▶ **EXERCISE OBJECTIVE**: All entries must be extracted exactly, with nothing added or dropped.

▶ **DATA TO PROCESS**:
------------------------------------

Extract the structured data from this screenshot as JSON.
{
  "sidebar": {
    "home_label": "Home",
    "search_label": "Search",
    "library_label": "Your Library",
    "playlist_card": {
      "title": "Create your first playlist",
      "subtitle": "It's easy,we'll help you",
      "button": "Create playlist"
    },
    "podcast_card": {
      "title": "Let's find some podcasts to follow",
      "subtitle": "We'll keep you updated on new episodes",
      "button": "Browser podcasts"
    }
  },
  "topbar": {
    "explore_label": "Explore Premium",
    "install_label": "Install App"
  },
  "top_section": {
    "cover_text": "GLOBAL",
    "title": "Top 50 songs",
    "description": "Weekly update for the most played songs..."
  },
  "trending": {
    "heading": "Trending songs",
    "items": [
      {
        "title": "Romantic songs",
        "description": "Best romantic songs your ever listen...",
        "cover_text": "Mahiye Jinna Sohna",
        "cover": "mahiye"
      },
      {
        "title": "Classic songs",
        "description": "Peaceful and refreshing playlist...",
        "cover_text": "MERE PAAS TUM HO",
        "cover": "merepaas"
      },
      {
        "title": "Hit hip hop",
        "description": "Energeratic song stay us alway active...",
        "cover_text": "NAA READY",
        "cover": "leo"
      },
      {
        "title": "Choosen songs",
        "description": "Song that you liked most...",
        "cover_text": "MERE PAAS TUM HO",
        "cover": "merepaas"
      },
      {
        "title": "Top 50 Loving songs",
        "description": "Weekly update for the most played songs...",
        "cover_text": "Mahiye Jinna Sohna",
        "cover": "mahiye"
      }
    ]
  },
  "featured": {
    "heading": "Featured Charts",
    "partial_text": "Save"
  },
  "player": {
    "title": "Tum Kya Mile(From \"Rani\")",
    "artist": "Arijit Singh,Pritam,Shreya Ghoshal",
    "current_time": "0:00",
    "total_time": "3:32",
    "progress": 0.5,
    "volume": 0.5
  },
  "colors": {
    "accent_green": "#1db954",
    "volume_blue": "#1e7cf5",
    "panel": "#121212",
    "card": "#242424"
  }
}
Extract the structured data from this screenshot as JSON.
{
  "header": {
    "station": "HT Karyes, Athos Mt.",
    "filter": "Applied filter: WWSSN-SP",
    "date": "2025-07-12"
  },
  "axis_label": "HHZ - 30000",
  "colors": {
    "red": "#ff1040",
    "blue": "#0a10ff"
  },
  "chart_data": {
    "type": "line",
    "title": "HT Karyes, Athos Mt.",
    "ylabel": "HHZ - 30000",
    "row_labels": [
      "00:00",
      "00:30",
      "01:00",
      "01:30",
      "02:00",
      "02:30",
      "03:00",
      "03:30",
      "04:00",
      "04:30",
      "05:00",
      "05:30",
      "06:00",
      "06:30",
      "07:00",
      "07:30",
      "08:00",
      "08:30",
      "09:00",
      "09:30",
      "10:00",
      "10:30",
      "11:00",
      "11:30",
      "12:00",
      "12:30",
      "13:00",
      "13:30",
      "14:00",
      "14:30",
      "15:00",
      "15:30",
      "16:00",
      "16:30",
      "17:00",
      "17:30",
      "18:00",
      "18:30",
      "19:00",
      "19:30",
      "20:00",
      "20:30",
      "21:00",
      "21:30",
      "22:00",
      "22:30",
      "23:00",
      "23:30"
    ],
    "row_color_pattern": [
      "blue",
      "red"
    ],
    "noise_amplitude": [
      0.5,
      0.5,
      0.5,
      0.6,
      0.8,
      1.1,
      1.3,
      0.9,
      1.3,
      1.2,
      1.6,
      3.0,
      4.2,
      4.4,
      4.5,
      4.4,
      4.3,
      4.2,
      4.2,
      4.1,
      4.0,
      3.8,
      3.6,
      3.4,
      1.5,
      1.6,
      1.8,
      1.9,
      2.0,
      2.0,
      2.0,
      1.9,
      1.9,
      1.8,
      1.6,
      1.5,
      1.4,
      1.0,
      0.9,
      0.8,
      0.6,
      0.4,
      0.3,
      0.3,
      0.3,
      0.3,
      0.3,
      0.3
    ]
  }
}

------------------------------------

▶ **SOLUTION FOR THIS PROBLEM**:
Extract the structured data from this screenshot as JSON.
{
  "sidebar": {
    "home_label": "Home",
    "search_label": "Search",
    "library_label": "Your Library",
    "playlist_card": {
      "title": "Create your first playlist",
      "subtitle": "It's easy,we'll help you",
      "button": "Create playlist"
    },
    "podcast_card": {
      "title": "Let's find some podcasts to follow",
      "subtitle": "We'll keep you updated on new episodes",
      "button": "Browser podcasts"
    }
  },
  "topbar": {
    "explore_label": "Explore Premium",
    "install_label": "Install App"
  },
  "top_section": {
    "cover_text": "GLOBAL",
    "title": "Top 50 songs",
    "description": "Weekly update for the most played songs..."
  },
  "trending": {
    "heading": "Trending songs",
    "items": [
      {
        "title": "Romantic songs",
        "description": "Best romantic songs your ever listen...",
        "cover_text": "Mahiye Jinna Sohna",
        "cover": "mahiye"
      },
      {
        "title": "Classic songs",
        "description": "Peaceful and refreshing playlist...",
        "cover_text": "MERE PAAS TUM HO",
        "cover": "merepaas"
      },
      {
        "title": "Hit hip hop",
        "description": "Energeratic song stay us alway active...",
        "cover_text": "NAA READY",
        "cover": "leo"
      },
      {
        "title": "Choosen songs",
        "description": "Song that you liked most...",
        "cover_text": "MERE PAAS TUM HO",
        "cover": "merepaas"
      },
      {
        "title": "Top 50 Loving songs",
        "description": "Weekly update for the most played songs...",
        "cover_text": "Mahiye Jinna Sohna",
        "cover": "mahiye"
      }
    ]
  },
  "featured": {
    "heading": "Featured Charts",
    "partial_text": "Save"
  },
  "player": {
    "title": "Tum Kya Mile(From \"Rani\")",
    "artist": "Arijit Singh,Pritam,Shreya Ghoshal",
    "current_time": "0:00",
    "total_time": "3:32",
    "progress": 0.5,
    "volume": 0.5
  },
  "colors": {
    "accent_green": "#1db954",
    "volume_blue": "#1e7cf5",
    "panel": "#121212",
    "card": "#242424"
  }
}
Extract the structured data from this screenshot as JSON.
{
  "header": {
    "station": "HT Karyes, Athos Mt.",
    "filter": "Applied filter: WWSSN-SP",
    "date": "2025-07-12"
  },
  "axis_label": "HHZ - 30000",
  "colors": {
    "red": "#ff1040",
    "blue": "#0a10ff"
  },
  "chart_data": {
    "type": "line",
    "title": "HT Karyes, Athos Mt.",
    "ylabel": "HHZ - 30000",
    "row_labels": [
      "00:00",
      "00:30",
      "01:00",
      "01:30",
      "02:00",
      "02:30",
      "03:00",
      "03:30",
      "04:00",
      "04:30",
      "05:00",
      "05:30",
      "06:00",
      "06:30",
      "07:00",
      "07:30",
      "08:00",
      "08:30",
      "09:00",
      "09:30",
      "10:00",
      "10:30",
      "11:00",
      "11:30",
      "12:00",
      "12:30",
      "13:00",
      "13:30",
      "14:00",
      "14:30",
      "15:00",
      "15:30",
      "16:00",
      "16:30",
      "17:00",
      "17:30",
      "18:00",
      "18:30",
      "19:00",
      "19:30",
      "20:00",
      "20:30",
      "21:00",
      "21:30",
      "22:00",
      "22:30",
      "23:00",
      "23:30"
    ],
    "row_color_pattern": [
      "blue",
      "red"
    ],
    "noise_amplitude": [
      0.5,
      0.5,
      0.5,
      0.6,
      0.8,
      1.1,
      1.3,
      0.9,
      1.3,
      1.2,
      1.6,
      3.0,
      4.2,
      4.4,
      4.5,
      4.4,
      4.3,
      4.2,
      4.2,
      4.1,
      4.0,
      3.8,
      3.6,
      3.4,
      1.5,
      1.6,
      1.8,
      1.9,
      2.0,
      2.0,
      2.0,
      1.9,
      1.9,
      1.8,
      1.6,
      1.5,
      1.4,
      1.0,
      0.9,
      0.8,
      0.6,
      0.4,
      0.3,
      0.3,
      0.3,
      0.3,
      0.3,
      0.3
    ]
  }
}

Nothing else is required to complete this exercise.